--- Task requirements ---
What is the number of lines holding the word "относительная"? Give that number alone.

Stored records

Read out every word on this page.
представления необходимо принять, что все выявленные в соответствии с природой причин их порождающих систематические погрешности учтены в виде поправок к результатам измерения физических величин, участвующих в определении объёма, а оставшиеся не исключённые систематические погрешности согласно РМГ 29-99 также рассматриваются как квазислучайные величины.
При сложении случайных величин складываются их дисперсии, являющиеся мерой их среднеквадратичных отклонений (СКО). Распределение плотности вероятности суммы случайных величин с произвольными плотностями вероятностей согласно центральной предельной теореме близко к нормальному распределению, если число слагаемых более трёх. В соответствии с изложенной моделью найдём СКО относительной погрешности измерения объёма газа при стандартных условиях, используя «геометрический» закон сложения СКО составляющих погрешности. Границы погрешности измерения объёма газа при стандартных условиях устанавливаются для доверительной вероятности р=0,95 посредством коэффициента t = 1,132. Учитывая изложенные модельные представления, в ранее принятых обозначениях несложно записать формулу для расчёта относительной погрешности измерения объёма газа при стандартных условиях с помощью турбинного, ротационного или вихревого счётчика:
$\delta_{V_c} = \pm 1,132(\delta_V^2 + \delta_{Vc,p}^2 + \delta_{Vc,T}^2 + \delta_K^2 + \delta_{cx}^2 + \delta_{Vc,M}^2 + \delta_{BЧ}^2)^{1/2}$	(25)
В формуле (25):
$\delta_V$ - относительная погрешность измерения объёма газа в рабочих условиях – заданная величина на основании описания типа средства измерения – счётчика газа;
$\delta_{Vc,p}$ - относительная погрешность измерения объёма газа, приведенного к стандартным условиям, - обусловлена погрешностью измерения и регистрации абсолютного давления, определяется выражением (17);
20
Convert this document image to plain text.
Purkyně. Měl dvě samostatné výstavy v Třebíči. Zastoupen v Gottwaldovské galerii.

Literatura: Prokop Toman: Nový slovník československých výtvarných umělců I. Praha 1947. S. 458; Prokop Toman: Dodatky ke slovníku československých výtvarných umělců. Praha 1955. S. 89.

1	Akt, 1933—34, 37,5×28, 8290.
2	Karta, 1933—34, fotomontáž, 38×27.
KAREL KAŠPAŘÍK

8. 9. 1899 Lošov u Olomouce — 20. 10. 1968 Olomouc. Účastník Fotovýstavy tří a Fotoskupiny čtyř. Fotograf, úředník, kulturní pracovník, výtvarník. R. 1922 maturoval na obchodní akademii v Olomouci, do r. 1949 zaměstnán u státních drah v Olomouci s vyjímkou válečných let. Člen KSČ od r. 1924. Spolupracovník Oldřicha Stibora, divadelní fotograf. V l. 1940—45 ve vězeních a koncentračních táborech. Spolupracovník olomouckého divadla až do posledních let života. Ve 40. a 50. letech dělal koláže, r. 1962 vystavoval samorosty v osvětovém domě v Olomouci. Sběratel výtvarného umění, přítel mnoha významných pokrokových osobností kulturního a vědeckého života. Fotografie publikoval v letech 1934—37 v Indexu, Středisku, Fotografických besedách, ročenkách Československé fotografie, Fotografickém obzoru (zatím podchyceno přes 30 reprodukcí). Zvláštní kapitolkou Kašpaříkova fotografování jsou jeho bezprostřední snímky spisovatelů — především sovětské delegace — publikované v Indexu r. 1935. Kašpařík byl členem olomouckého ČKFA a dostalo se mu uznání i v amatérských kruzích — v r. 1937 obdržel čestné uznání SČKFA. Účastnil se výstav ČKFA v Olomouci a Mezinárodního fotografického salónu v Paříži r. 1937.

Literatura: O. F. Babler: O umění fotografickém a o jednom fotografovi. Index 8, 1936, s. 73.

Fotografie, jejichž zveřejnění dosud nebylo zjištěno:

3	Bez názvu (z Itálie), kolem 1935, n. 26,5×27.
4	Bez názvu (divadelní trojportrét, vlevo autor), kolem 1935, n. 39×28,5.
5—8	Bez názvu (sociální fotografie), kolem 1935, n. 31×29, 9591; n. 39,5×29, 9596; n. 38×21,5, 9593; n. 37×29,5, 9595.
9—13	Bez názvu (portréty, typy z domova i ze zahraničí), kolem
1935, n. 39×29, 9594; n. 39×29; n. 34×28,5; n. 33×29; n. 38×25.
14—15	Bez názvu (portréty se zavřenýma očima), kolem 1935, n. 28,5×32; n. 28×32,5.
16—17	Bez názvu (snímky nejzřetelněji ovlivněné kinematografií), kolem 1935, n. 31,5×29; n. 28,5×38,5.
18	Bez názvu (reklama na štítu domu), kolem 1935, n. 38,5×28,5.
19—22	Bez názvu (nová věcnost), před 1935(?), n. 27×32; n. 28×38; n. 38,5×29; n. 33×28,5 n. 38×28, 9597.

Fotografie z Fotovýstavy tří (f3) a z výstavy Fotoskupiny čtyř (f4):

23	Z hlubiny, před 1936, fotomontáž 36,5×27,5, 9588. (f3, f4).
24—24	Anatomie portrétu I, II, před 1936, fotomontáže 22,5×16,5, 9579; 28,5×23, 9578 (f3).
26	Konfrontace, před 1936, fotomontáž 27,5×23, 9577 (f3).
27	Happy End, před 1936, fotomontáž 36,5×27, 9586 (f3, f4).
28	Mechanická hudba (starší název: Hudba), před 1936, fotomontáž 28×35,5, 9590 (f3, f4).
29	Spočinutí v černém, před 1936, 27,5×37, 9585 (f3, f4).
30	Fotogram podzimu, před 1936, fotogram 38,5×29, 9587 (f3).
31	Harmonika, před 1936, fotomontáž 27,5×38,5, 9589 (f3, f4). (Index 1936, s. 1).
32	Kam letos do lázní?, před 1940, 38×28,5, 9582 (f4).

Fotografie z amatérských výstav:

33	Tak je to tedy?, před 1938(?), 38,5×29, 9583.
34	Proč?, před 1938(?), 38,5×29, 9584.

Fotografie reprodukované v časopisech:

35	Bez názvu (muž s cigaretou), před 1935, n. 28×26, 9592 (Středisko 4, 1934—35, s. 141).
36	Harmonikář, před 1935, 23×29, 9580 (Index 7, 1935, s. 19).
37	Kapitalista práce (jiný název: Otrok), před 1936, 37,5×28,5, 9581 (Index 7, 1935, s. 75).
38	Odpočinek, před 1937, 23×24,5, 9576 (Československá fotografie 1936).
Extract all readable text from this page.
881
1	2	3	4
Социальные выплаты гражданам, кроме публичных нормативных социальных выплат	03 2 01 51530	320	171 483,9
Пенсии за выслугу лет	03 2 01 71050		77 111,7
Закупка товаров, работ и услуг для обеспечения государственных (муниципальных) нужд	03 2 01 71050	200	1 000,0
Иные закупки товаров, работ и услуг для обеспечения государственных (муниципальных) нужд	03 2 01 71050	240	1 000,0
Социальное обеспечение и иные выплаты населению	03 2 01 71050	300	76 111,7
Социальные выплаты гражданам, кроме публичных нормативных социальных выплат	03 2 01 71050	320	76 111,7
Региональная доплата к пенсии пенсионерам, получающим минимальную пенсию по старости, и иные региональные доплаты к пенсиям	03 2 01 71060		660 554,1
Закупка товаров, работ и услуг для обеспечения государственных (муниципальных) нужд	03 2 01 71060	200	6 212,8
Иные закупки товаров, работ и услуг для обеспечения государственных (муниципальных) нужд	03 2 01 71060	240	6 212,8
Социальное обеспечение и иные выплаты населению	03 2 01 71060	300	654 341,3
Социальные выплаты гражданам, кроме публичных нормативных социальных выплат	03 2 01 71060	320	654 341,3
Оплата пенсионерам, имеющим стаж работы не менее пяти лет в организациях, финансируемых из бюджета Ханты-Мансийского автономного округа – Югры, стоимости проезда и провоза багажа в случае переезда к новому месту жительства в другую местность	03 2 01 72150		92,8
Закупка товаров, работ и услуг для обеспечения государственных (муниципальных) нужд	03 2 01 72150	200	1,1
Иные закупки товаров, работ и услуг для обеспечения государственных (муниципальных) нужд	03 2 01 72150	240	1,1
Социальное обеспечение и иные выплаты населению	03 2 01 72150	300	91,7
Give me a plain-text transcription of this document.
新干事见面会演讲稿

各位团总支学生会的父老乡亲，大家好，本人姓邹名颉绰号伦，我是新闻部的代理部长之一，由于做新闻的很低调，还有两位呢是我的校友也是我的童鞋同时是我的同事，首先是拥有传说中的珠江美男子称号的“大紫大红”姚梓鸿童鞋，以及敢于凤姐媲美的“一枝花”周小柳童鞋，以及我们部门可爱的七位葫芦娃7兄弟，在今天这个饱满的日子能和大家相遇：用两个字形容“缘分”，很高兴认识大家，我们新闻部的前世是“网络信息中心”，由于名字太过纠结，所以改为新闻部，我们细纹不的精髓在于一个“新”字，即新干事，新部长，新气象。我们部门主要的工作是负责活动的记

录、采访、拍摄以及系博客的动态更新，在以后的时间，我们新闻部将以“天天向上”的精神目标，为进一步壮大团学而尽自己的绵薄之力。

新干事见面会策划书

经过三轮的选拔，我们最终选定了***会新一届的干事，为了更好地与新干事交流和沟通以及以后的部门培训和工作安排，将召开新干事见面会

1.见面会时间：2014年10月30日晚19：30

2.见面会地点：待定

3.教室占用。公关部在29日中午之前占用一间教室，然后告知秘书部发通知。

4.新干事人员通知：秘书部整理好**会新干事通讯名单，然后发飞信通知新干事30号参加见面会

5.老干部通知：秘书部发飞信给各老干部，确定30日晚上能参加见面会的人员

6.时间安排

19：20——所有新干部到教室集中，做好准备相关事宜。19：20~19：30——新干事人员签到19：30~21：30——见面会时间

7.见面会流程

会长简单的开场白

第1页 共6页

--- Answer to the exercise ---
2